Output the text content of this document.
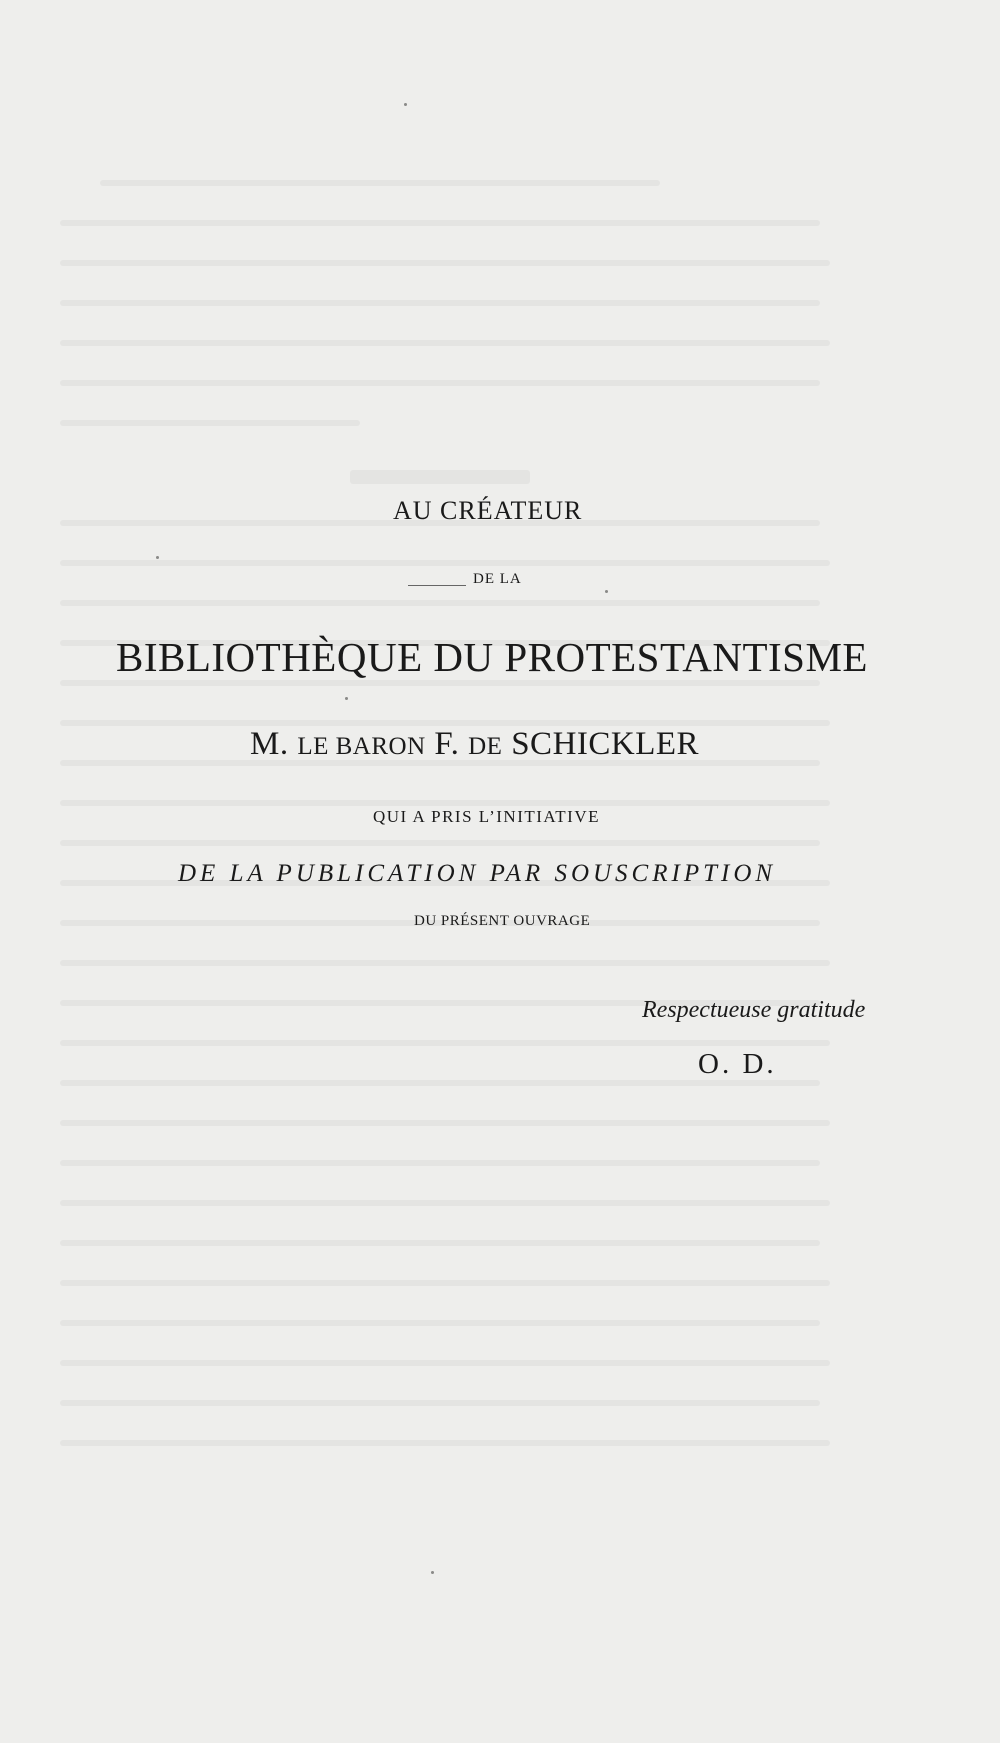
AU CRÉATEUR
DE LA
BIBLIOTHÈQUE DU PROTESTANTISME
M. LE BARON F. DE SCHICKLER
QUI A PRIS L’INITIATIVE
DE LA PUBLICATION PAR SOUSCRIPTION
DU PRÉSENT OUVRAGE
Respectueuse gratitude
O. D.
○ ○ ○ ○ ○
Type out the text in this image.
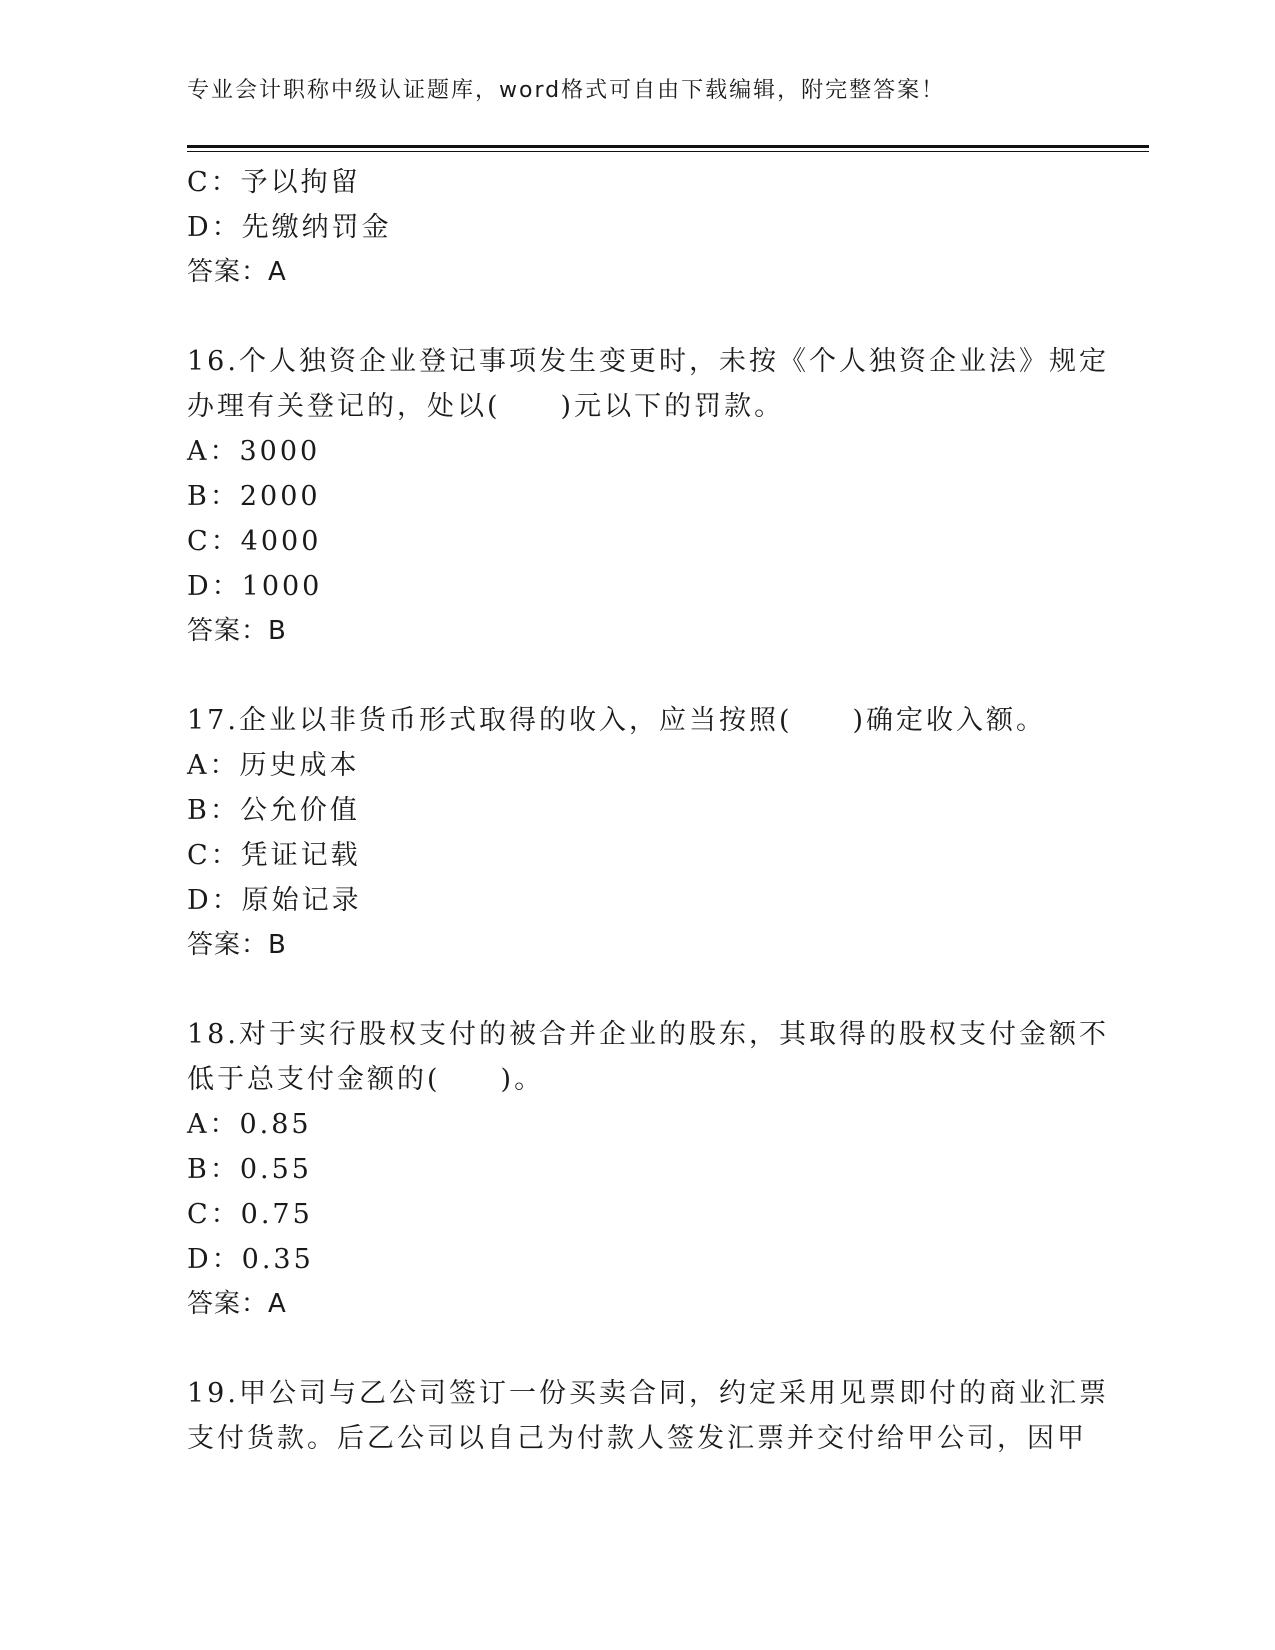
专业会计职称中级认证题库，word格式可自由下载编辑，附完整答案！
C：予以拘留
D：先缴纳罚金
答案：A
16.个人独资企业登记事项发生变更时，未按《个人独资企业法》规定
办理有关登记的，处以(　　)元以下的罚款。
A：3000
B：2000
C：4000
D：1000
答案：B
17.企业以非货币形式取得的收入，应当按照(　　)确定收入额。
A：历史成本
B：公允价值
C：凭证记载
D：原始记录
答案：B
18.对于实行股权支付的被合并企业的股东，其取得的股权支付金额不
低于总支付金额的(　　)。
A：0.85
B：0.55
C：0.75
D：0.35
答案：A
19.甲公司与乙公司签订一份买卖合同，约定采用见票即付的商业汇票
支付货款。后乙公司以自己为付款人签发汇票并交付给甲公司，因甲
○ ○ ○ ○ ○
WRITTEN PROBLEM: Every line containing the string "this" must be listed.

OUTPUT:
Output the text content of this document.
Type out the text in this image.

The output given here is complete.